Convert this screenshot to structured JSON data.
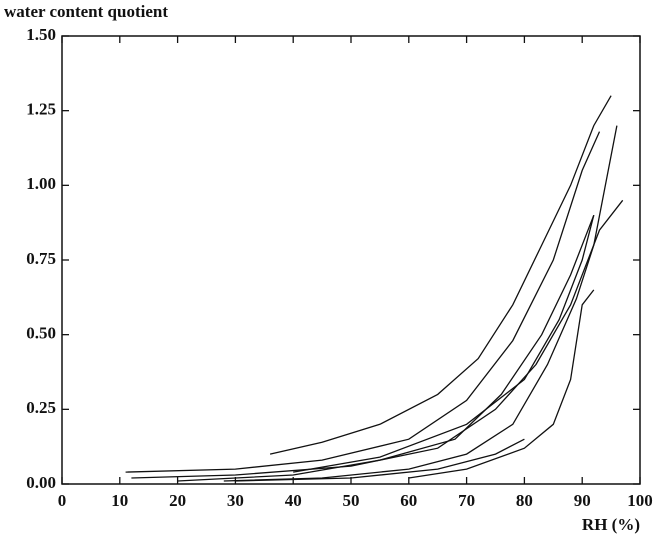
{
  "chart_data": {
    "type": "line",
    "ylabel": "water content quotient",
    "xlabel": "RH (%)",
    "xlim": [
      0,
      100
    ],
    "xticks": [
      0,
      10,
      20,
      30,
      40,
      50,
      60,
      70,
      80,
      90,
      100
    ],
    "ylim": [
      0,
      1.5
    ],
    "yticks": [
      {
        "value": 0,
        "label": "0.00"
      },
      {
        "value": 0.25,
        "label": "0.25"
      },
      {
        "value": 0.5,
        "label": "0.50"
      },
      {
        "value": 0.75,
        "label": "0.75"
      },
      {
        "value": 1,
        "label": "1.00"
      },
      {
        "value": 1.25,
        "label": "1.25"
      },
      {
        "value": 1.5,
        "label": "1.50"
      }
    ],
    "series": [
      {
        "color": "#111111",
        "x": [
          36,
          45,
          55,
          65,
          72,
          78,
          83,
          88,
          92,
          95
        ],
        "values": [
          0.1,
          0.14,
          0.2,
          0.3,
          0.42,
          0.6,
          0.8,
          1.0,
          1.2,
          1.3
        ]
      },
      {
        "color": "#111111",
        "x": [
          11,
          30,
          45,
          60,
          70,
          78,
          85,
          90,
          93
        ],
        "values": [
          0.04,
          0.05,
          0.08,
          0.15,
          0.28,
          0.48,
          0.75,
          1.05,
          1.18
        ]
      },
      {
        "color": "#111111",
        "x": [
          12,
          30,
          50,
          65,
          75,
          82,
          88,
          93,
          97
        ],
        "values": [
          0.02,
          0.03,
          0.06,
          0.12,
          0.25,
          0.4,
          0.6,
          0.85,
          0.95
        ]
      },
      {
        "color": "#111111",
        "x": [
          20,
          40,
          55,
          68,
          76,
          83,
          88,
          92
        ],
        "values": [
          0.01,
          0.03,
          0.08,
          0.15,
          0.3,
          0.5,
          0.7,
          0.9
        ]
      },
      {
        "color": "#111111",
        "x": [
          28,
          45,
          60,
          70,
          78,
          84,
          89,
          92,
          96
        ],
        "values": [
          0.01,
          0.02,
          0.05,
          0.1,
          0.2,
          0.4,
          0.62,
          0.8,
          1.2
        ]
      },
      {
        "color": "#111111",
        "x": [
          30,
          50,
          65,
          75,
          80
        ],
        "values": [
          0.01,
          0.02,
          0.05,
          0.1,
          0.15
        ]
      },
      {
        "color": "#111111",
        "x": [
          40,
          55,
          70,
          80,
          86,
          90,
          92
        ],
        "values": [
          0.04,
          0.09,
          0.2,
          0.35,
          0.55,
          0.75,
          0.9
        ]
      },
      {
        "color": "#111111",
        "x": [
          60,
          70,
          80,
          85,
          88,
          90,
          92
        ],
        "values": [
          0.02,
          0.05,
          0.12,
          0.2,
          0.35,
          0.6,
          0.65
        ]
      }
    ]
  }
}
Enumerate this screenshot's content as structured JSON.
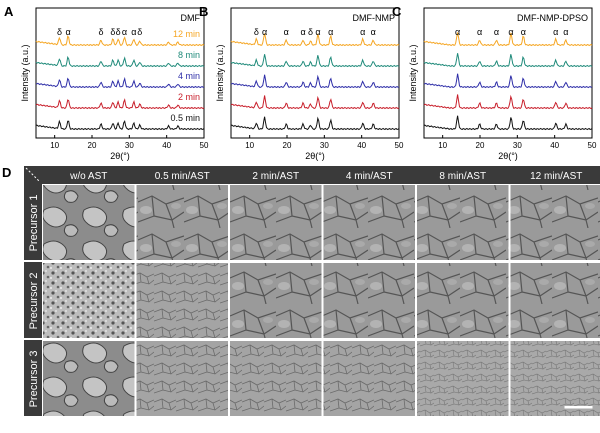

___

Exercise directions » Locate all lines holding the word "JSON", then copy them out.

Full solution »
Convert this screenshot to structured JSON data.
Enumerate this screenshot's content as structured JSON.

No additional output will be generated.